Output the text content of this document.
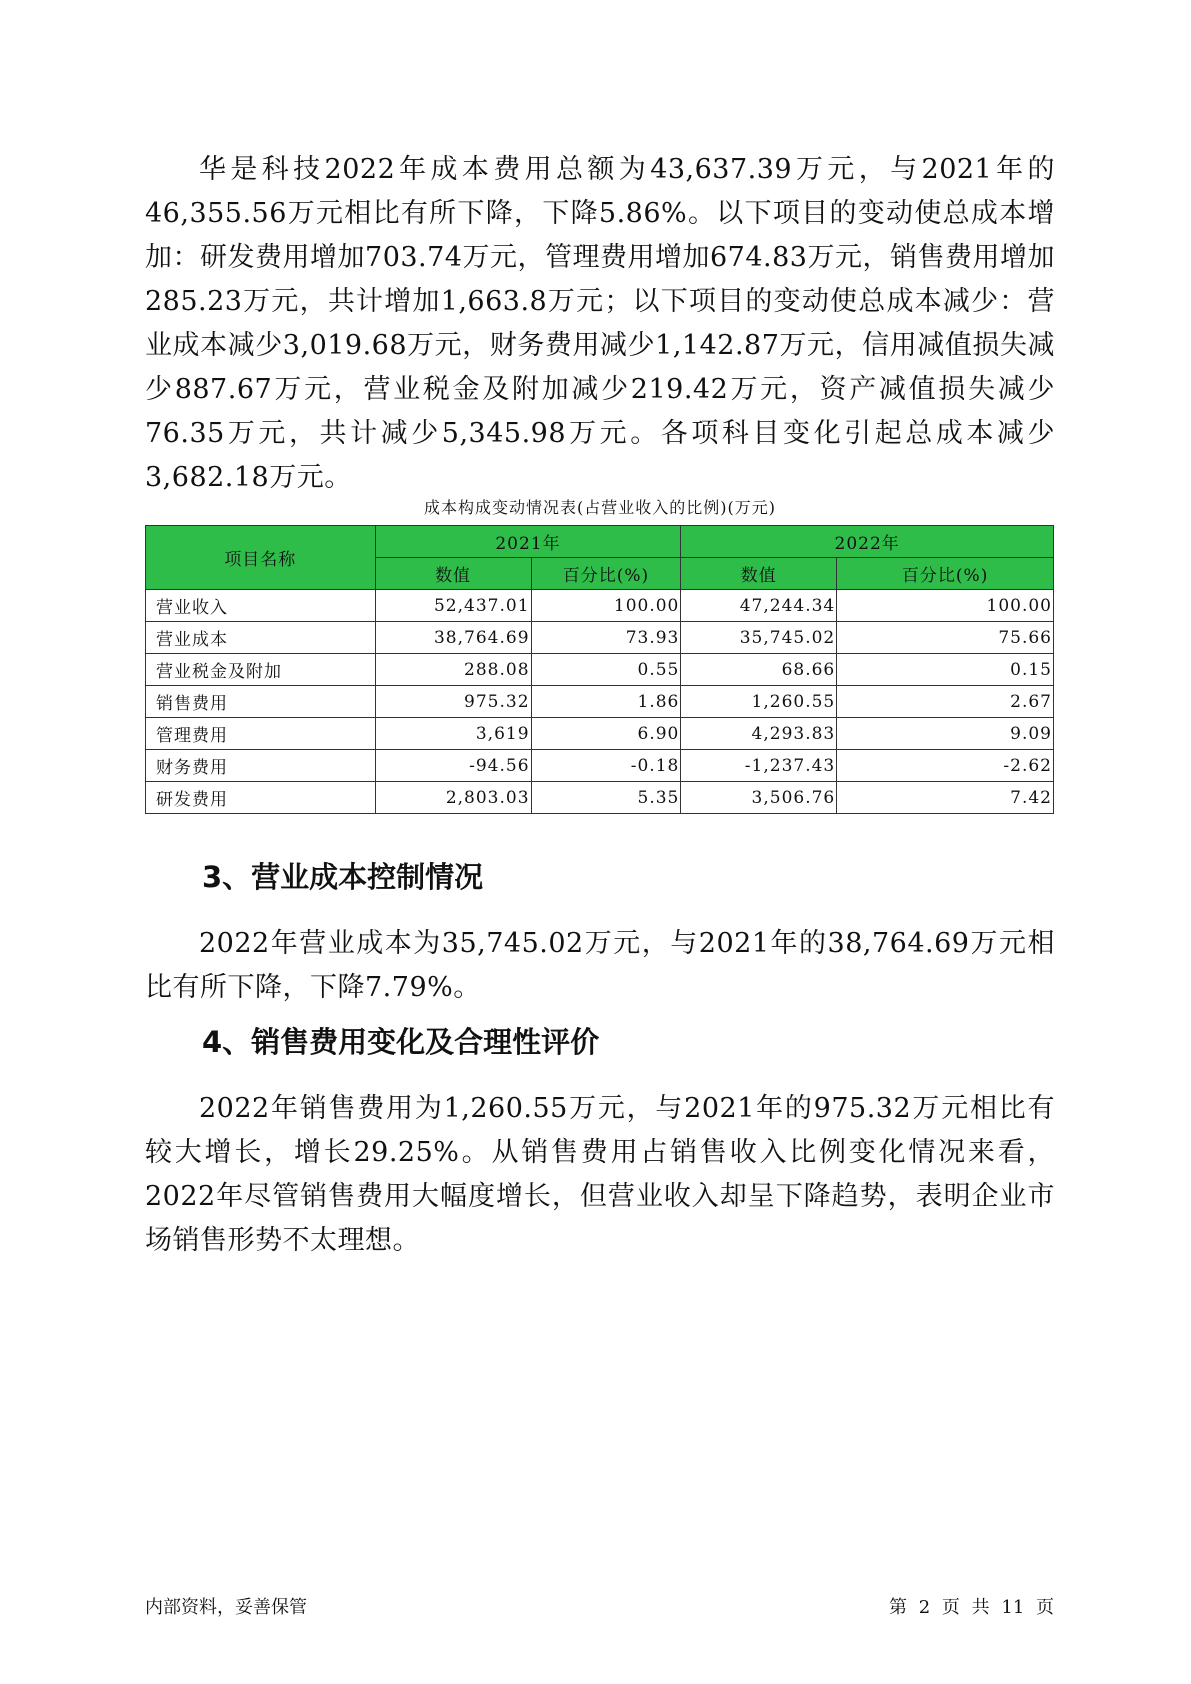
华是科技2022年成本费用总额为43,637.39万元，与2021年的46,355.56万元相比有所下降，下降5.86%。以下项目的变动使总成本增加：研发费用增加703.74万元，管理费用增加674.83万元，销售费用增加285.23万元，共计增加1,663.8万元；以下项目的变动使总成本减少：营业成本减少3,019.68万元，财务费用减少1,142.87万元，信用减值损失减少887.67万元，营业税金及附加减少219.42万元，资产减值损失减少76.35万元，共计减少5,345.98万元。各项科目变化引起总成本减少3,682.18万元。

成本构成变动情况表(占营业收入的比例)(万元)
项目名称	2021年		2022年	
	数值	百分比(%)	数值	百分比(%)
营业收入	52,437.01	100.00	47,244.34	100.00
营业成本	38,764.69	73.93	35,745.02	75.66
营业税金及附加	288.08	0.55	68.66	0.15
销售费用	975.32	1.86	1,260.55	2.67
管理费用	3,619	6.90	4,293.83	9.09
财务费用	-94.56	-0.18	-1,237.43	-2.62
研发费用	2,803.03	5.35	3,506.76	7.42
3、营业成本控制情况

2022年营业成本为35,745.02万元，与2021年的38,764.69万元相比有所下降，下降7.79%。

4、销售费用变化及合理性评价

2022年销售费用为1,260.55万元，与2021年的975.32万元相比有较大增长，增长29.25%。从销售费用占销售收入比例变化情况来看，2022年尽管销售费用大幅度增长，但营业收入却呈下降趋势，表明企业市场销售形势不太理想。

内部资料，妥善保管	第 2 页 共 11 页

- **Problem statement**
Quote each line of the listing exactly, but leave the pictures out.

- **The response**
Output the text content of this document.
华是科技2022年成本费用总额为43,637.39万元，与2021年的46,355.56万元相比有所下降，下降5.86%。以下项目的变动使总成本增加：研发费用增加703.74万元，管理费用增加674.83万元，销售费用增加285.23万元，共计增加1,663.8万元；以下项目的变动使总成本减少：营业成本减少3,019.68万元，财务费用减少1,142.87万元，信用减值损失减少887.67万元，营业税金及附加减少219.42万元，资产减值损失减少76.35万元，共计减少5,345.98万元。各项科目变化引起总成本减少3,682.18万元。

成本构成变动情况表(占营业收入的比例)(万元)
项目名称	2021年		2022年	
	数值	百分比(%)	数值	百分比(%)
营业收入	52,437.01	100.00	47,244.34	100.00
营业成本	38,764.69	73.93	35,745.02	75.66
营业税金及附加	288.08	0.55	68.66	0.15
销售费用	975.32	1.86	1,260.55	2.67
管理费用	3,619	6.90	4,293.83	9.09
财务费用	-94.56	-0.18	-1,237.43	-2.62
研发费用	2,803.03	5.35	3,506.76	7.42
3、营业成本控制情况

2022年营业成本为35,745.02万元，与2021年的38,764.69万元相比有所下降，下降7.79%。

4、销售费用变化及合理性评价

2022年销售费用为1,260.55万元，与2021年的975.32万元相比有较大增长，增长29.25%。从销售费用占销售收入比例变化情况来看，2022年尽管销售费用大幅度增长，但营业收入却呈下降趋势，表明企业市场销售形势不太理想。

内部资料，妥善保管	第 2 页 共 11 页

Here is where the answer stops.